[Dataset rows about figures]

──────────────────────────────

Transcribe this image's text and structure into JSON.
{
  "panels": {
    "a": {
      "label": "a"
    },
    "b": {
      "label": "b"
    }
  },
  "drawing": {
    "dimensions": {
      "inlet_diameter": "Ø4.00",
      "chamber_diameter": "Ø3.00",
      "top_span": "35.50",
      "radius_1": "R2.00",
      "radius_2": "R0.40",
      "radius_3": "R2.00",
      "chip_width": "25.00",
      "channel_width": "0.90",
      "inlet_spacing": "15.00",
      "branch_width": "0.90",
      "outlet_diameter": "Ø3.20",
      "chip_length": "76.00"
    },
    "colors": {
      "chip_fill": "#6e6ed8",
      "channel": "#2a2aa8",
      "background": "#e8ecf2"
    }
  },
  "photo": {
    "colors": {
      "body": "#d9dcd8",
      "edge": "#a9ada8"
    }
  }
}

──────────────────────────────

> _TASK REQUIREMENTS_: Repeat the data in its entirety, character for character.

> _OUTPUT FOR THIS EXERCISE_:
Transcribe this image's text and structure into JSON.
{
  "panels": {
    "a": {
      "label": "a"
    },
    "b": {
      "label": "b"
    }
  },
  "drawing": {
    "dimensions": {
      "inlet_diameter": "Ø4.00",
      "chamber_diameter": "Ø3.00",
      "top_span": "35.50",
      "radius_1": "R2.00",
      "radius_2": "R0.40",
      "radius_3": "R2.00",
      "chip_width": "25.00",
      "channel_width": "0.90",
      "inlet_spacing": "15.00",
      "branch_width": "0.90",
      "outlet_diameter": "Ø3.20",
      "chip_length": "76.00"
    },
    "colors": {
      "chip_fill": "#6e6ed8",
      "channel": "#2a2aa8",
      "background": "#e8ecf2"
    }
  },
  "photo": {
    "colors": {
      "body": "#d9dcd8",
      "edge": "#a9ada8"
    }
  }
}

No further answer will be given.